_INSTRUCTION:_
Repeat every line exactly, keeping the pictures out of the copy.

* START MATERIALS PROVIDED *

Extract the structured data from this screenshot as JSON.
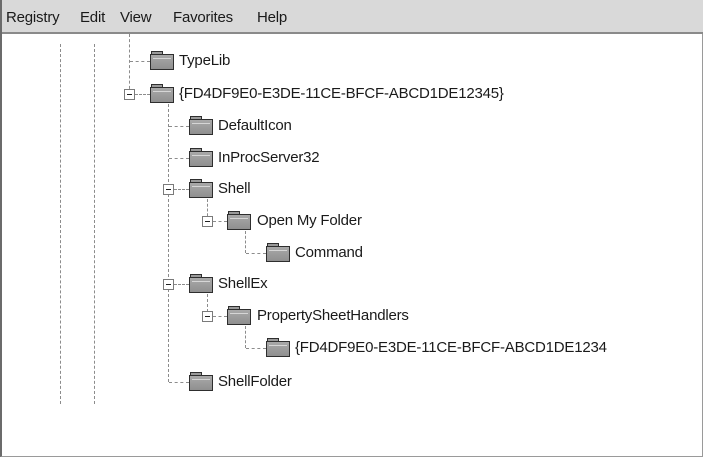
{
  "menubar": {
    "registry": "Registry",
    "edit": "Edit",
    "view": "View",
    "favorites": "Favorites",
    "help": "Help"
  },
  "tree": {
    "typelib": "TypeLib",
    "clsid_root": "{FD4DF9E0-E3DE-11CE-BFCF-ABCD1DE12345}",
    "defaulticon": "DefaultIcon",
    "inprocserver32": "InProcServer32",
    "shell": "Shell",
    "open_my_folder": "Open My Folder",
    "command": "Command",
    "shellex": "ShellEx",
    "propertysheethandlers": "PropertySheetHandlers",
    "clsid_handler": "{FD4DF9E0-E3DE-11CE-BFCF-ABCD1DE1234",
    "shellfolder": "ShellFolder"
  },
  "icons": {
    "folder": "folder-icon",
    "collapse": "minus-box-icon"
  },
  "colors": {
    "menubar_bg": "#d9d9d9",
    "folder_fill": "#9a9a9a",
    "tree_line": "#8c8c8c"
  }
}
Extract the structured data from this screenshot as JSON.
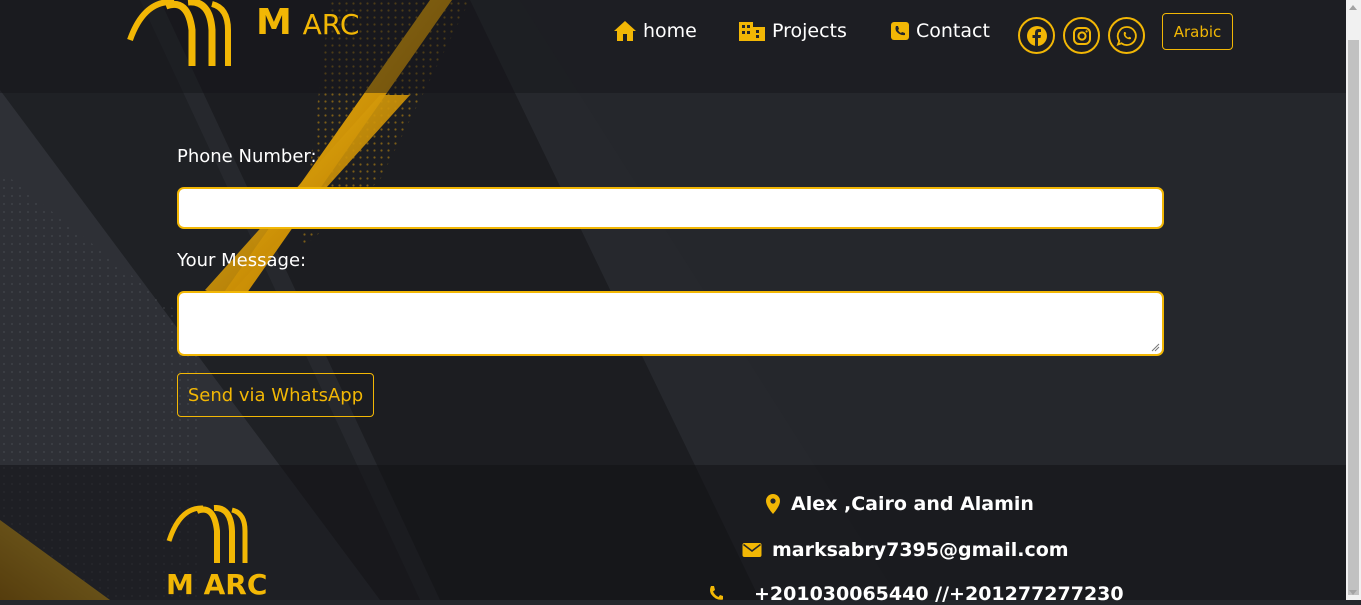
{
  "colors": {
    "accent": "#f2b705",
    "background": "#24262b",
    "text": "#ffffff"
  },
  "header": {
    "brand_m": "M",
    "brand_arc": "ARC",
    "nav": [
      {
        "label": "home",
        "icon": "house-icon"
      },
      {
        "label": "Projects",
        "icon": "building-icon"
      },
      {
        "label": "Contact",
        "icon": "phone-square-icon"
      }
    ],
    "social": [
      {
        "name": "facebook-icon"
      },
      {
        "name": "instagram-icon"
      },
      {
        "name": "whatsapp-icon"
      }
    ],
    "language_button": "Arabic"
  },
  "form": {
    "phone_label": "Phone Number:",
    "phone_value": "",
    "message_label": "Your Message:",
    "message_value": "",
    "send_button": "Send via WhatsApp"
  },
  "footer": {
    "brand": "M ARC",
    "location": "Alex ,Cairo and Alamin",
    "email": "marksabry7395@gmail.com",
    "phones": "+201030065440 //+201277277230"
  }
}
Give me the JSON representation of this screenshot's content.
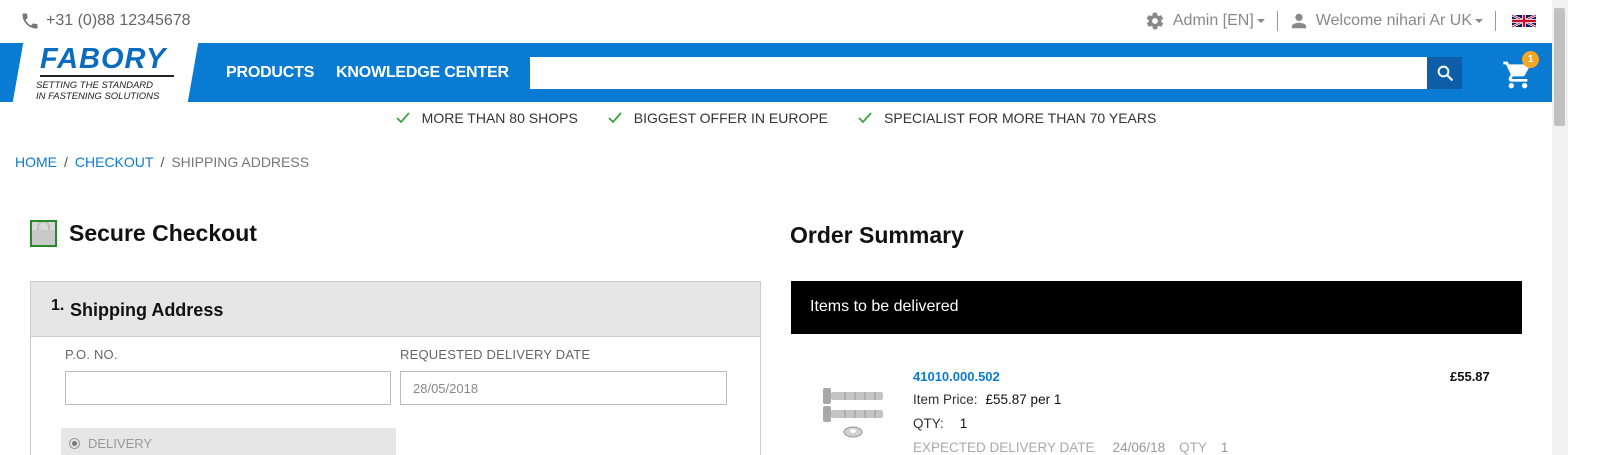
{
  "topbar": {
    "phone": "+31 (0)88 12345678",
    "admin": "Admin [EN]",
    "welcome": "Welcome nihari Ar UK",
    "flag_icon": "uk-flag-icon"
  },
  "nav": {
    "brand": "FABORY",
    "tagline_line1": "SETTING THE STANDARD",
    "tagline_line2": "IN FASTENING SOLUTIONS",
    "products": "PRODUCTS",
    "knowledge": "KNOWLEDGE CENTER",
    "search_placeholder": "",
    "cart_count": "1",
    "brand_color": "#0a7bd3"
  },
  "usps": [
    "MORE THAN 80 SHOPS",
    "BIGGEST OFFER IN EUROPE",
    "SPECIALIST FOR MORE THAN 70 YEARS"
  ],
  "breadcrumb": {
    "home": "HOME",
    "checkout": "CHECKOUT",
    "current": "SHIPPING ADDRESS"
  },
  "checkout": {
    "title": "Secure Checkout",
    "step_number": "1.",
    "step_title": "Shipping Address",
    "po_label": "P.O. NO.",
    "po_value": "",
    "delivery_date_label": "REQUESTED DELIVERY DATE",
    "delivery_date_value": "28/05/2018",
    "delivery_option": "DELIVERY"
  },
  "summary": {
    "title": "Order Summary",
    "bar_label": "Items to be delivered",
    "item": {
      "code": "41010.000.502",
      "total": "£55.87",
      "price_label": "Item Price:",
      "price_value": "£55.87  per 1",
      "qty_label": "QTY:",
      "qty_value": "1",
      "expected_label": "EXPECTED DELIVERY DATE",
      "expected_value": "24/06/18",
      "expected_qty_label": "QTY",
      "expected_qty_value": "1"
    }
  }
}
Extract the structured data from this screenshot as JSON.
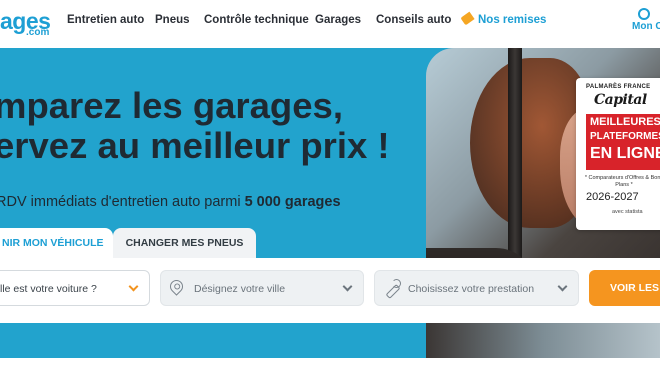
{
  "header": {
    "logo_main": "ages",
    "logo_sub": ".com",
    "nav": [
      {
        "label": "Entretien auto"
      },
      {
        "label": "Pneus"
      },
      {
        "label": "Contrôle technique"
      },
      {
        "label": "Garages"
      },
      {
        "label": "Conseils auto"
      },
      {
        "label": "Nos remises",
        "icon": "tag-icon"
      }
    ],
    "account_label": "Mon C"
  },
  "hero": {
    "title_line1": "mparez les garages,",
    "title_line2": "ervez au meilleur prix !",
    "subtitle_prefix": "RDV immédiats d'entretien auto parmi ",
    "subtitle_bold": "5 000 garages"
  },
  "badge": {
    "top": "PALMARÈS FRANCE",
    "brand": "Capital",
    "line1": "MEILLEURES",
    "line2": "PLATEFORMES",
    "line3": "EN LIGNE",
    "category": "* Comparateurs d'Offres & Bons Plans *",
    "years": "2026-2027",
    "partner": "avec statista"
  },
  "tabs": {
    "active": "NIR MON VÉHICULE",
    "inactive": "CHANGER MES PNEUS"
  },
  "search": {
    "car_placeholder": "lle est votre voiture ?",
    "city_placeholder": "Désignez votre ville",
    "service_placeholder": "Choisissez votre prestation",
    "submit_label": "VOIR LES T"
  },
  "colors": {
    "brand_blue": "#1d9fd4",
    "hero_blue": "#22a3cd",
    "cta_orange": "#f5951f",
    "badge_red": "#d8232a"
  }
}
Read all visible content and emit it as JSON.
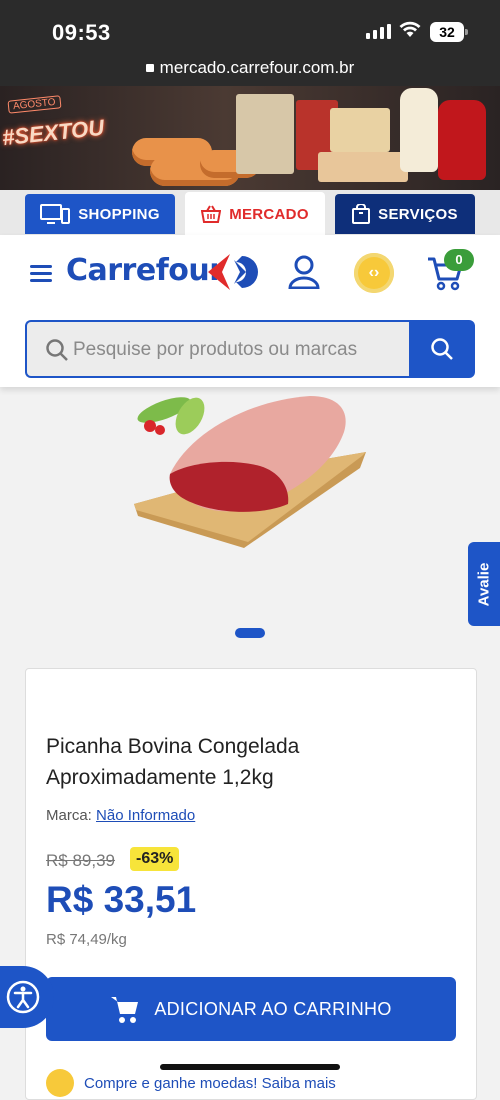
{
  "status_bar": {
    "time": "09:53",
    "battery": "32",
    "url": "mercado.carrefour.com.br"
  },
  "banner": {
    "headline": "#SEXTOU",
    "tag": "AGOSTO"
  },
  "tabs": [
    {
      "label": "SHOPPING",
      "icon": "monitor-icon"
    },
    {
      "label": "MERCADO",
      "icon": "basket-icon"
    },
    {
      "label": "SERVIÇOS",
      "icon": "bag-icon"
    }
  ],
  "header": {
    "logo_text": "Carrefour",
    "cart_count": "0",
    "search_placeholder": "Pesquise por produtos ou marcas"
  },
  "side_tab": {
    "label": "Avalie"
  },
  "product": {
    "title": "Picanha Bovina Congelada Aproximadamente 1,2kg",
    "brand_label": "Marca:",
    "brand_value": "Não Informado",
    "old_price": "R$ 89,39",
    "discount": "-63%",
    "price": "R$ 33,51",
    "unit_price": "R$ 74,49/kg",
    "add_to_cart": "ADICIONAR AO CARRINHO",
    "coins_text": "Compre e ganhe moedas! Saiba mais"
  },
  "colors": {
    "brand_blue": "#1e55c7",
    "brand_red": "#e02b2b",
    "discount_yellow": "#f7e43a"
  }
}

* END MATERIALS PROVIDED *

_RESPONSE:_
Extract the structured data from this screenshot as JSON.
{
  "menubar": {
    "registry": "Registry",
    "edit": "Edit",
    "view": "View",
    "favorites": "Favorites",
    "help": "Help"
  },
  "tree": {
    "typelib": "TypeLib",
    "clsid_root": "{FD4DF9E0-E3DE-11CE-BFCF-ABCD1DE12345}",
    "defaulticon": "DefaultIcon",
    "inprocserver32": "InProcServer32",
    "shell": "Shell",
    "open_my_folder": "Open My Folder",
    "command": "Command",
    "shellex": "ShellEx",
    "propertysheethandlers": "PropertySheetHandlers",
    "clsid_handler": "{FD4DF9E0-E3DE-11CE-BFCF-ABCD1DE1234",
    "shellfolder": "ShellFolder"
  },
  "icons": {
    "folder": "folder-icon",
    "collapse": "minus-box-icon"
  },
  "colors": {
    "menubar_bg": "#d9d9d9",
    "folder_fill": "#9a9a9a",
    "tree_line": "#8c8c8c"
  }
}
Extract the structured data from this screenshot as JSON.
{
  "colors": {
    "accent": "#f2b705",
    "background": "#24262b",
    "text": "#ffffff"
  },
  "header": {
    "brand_m": "M",
    "brand_arc": "ARC",
    "nav": [
      {
        "label": "home",
        "icon": "house-icon"
      },
      {
        "label": "Projects",
        "icon": "building-icon"
      },
      {
        "label": "Contact",
        "icon": "phone-square-icon"
      }
    ],
    "social": [
      {
        "name": "facebook-icon"
      },
      {
        "name": "instagram-icon"
      },
      {
        "name": "whatsapp-icon"
      }
    ],
    "language_button": "Arabic"
  },
  "form": {
    "phone_label": "Phone Number:",
    "phone_value": "",
    "message_label": "Your Message:",
    "message_value": "",
    "send_button": "Send via WhatsApp"
  },
  "footer": {
    "brand": "M ARC",
    "location": "Alex ,Cairo and Alamin",
    "email": "marksabry7395@gmail.com",
    "phones": "+201030065440 //+201277277230"
  }
}
Give me the JSON representation of this screenshot's content.
{
  "topbar": {
    "phone": "+31 (0)88 12345678",
    "admin": "Admin [EN]",
    "welcome": "Welcome nihari Ar UK",
    "flag_icon": "uk-flag-icon"
  },
  "nav": {
    "brand": "FABORY",
    "tagline_line1": "SETTING THE STANDARD",
    "tagline_line2": "IN FASTENING SOLUTIONS",
    "products": "PRODUCTS",
    "knowledge": "KNOWLEDGE CENTER",
    "search_placeholder": "",
    "cart_count": "1",
    "brand_color": "#0a7bd3"
  },
  "usps": [
    "MORE THAN 80 SHOPS",
    "BIGGEST OFFER IN EUROPE",
    "SPECIALIST FOR MORE THAN 70 YEARS"
  ],
  "breadcrumb": {
    "home": "HOME",
    "checkout": "CHECKOUT",
    "current": "SHIPPING ADDRESS"
  },
  "checkout": {
    "title": "Secure Checkout",
    "step_number": "1.",
    "step_title": "Shipping Address",
    "po_label": "P.O. NO.",
    "po_value": "",
    "delivery_date_label": "REQUESTED DELIVERY DATE",
    "delivery_date_value": "28/05/2018",
    "delivery_option": "DELIVERY"
  },
  "summary": {
    "title": "Order Summary",
    "bar_label": "Items to be delivered",
    "item": {
      "code": "41010.000.502",
      "total": "£55.87",
      "price_label": "Item Price:",
      "price_value": "£55.87  per 1",
      "qty_label": "QTY:",
      "qty_value": "1",
      "expected_label": "EXPECTED DELIVERY DATE",
      "expected_value": "24/06/18",
      "expected_qty_label": "QTY",
      "expected_qty_value": "1"
    }
  }
}
Extract the structured data from this screenshot as JSON.
{
  "header": {
    "logo_main": "ages",
    "logo_sub": ".com",
    "nav": [
      {
        "label": "Entretien auto"
      },
      {
        "label": "Pneus"
      },
      {
        "label": "Contrôle technique"
      },
      {
        "label": "Garages"
      },
      {
        "label": "Conseils auto"
      },
      {
        "label": "Nos remises",
        "icon": "tag-icon"
      }
    ],
    "account_label": "Mon C"
  },
  "hero": {
    "title_line1": "mparez les garages,",
    "title_line2": "ervez au meilleur prix !",
    "subtitle_prefix": "RDV immédiats d'entretien auto parmi ",
    "subtitle_bold": "5 000 garages"
  },
  "badge": {
    "top": "PALMARÈS FRANCE",
    "brand": "Capital",
    "line1": "MEILLEURES",
    "line2": "PLATEFORMES",
    "line3": "EN LIGNE",
    "category": "* Comparateurs d'Offres & Bons Plans *",
    "years": "2026-2027",
    "partner": "avec statista"
  },
  "tabs": {
    "active": "NIR MON VÉHICULE",
    "inactive": "CHANGER MES PNEUS"
  },
  "search": {
    "car_placeholder": "lle est votre voiture ?",
    "city_placeholder": "Désignez votre ville",
    "service_placeholder": "Choisissez votre prestation",
    "submit_label": "VOIR LES T"
  },
  "colors": {
    "brand_blue": "#1d9fd4",
    "hero_blue": "#22a3cd",
    "cta_orange": "#f5951f",
    "badge_red": "#d8232a"
  }
}
Read all visible content and emit it as JSON.
{
  "status_bar": {
    "time": "09:53",
    "battery": "32",
    "url": "mercado.carrefour.com.br"
  },
  "banner": {
    "headline": "#SEXTOU",
    "tag": "AGOSTO"
  },
  "tabs": [
    {
      "label": "SHOPPING",
      "icon": "monitor-icon"
    },
    {
      "label": "MERCADO",
      "icon": "basket-icon"
    },
    {
      "label": "SERVIÇOS",
      "icon": "bag-icon"
    }
  ],
  "header": {
    "logo_text": "Carrefour",
    "cart_count": "0",
    "search_placeholder": "Pesquise por produtos ou marcas"
  },
  "side_tab": {
    "label": "Avalie"
  },
  "product": {
    "title": "Picanha Bovina Congelada Aproximadamente 1,2kg",
    "brand_label": "Marca:",
    "brand_value": "Não Informado",
    "old_price": "R$ 89,39",
    "discount": "-63%",
    "price": "R$ 33,51",
    "unit_price": "R$ 74,49/kg",
    "add_to_cart": "ADICIONAR AO CARRINHO",
    "coins_text": "Compre e ganhe moedas! Saiba mais"
  },
  "colors": {
    "brand_blue": "#1e55c7",
    "brand_red": "#e02b2b",
    "discount_yellow": "#f7e43a"
  }
}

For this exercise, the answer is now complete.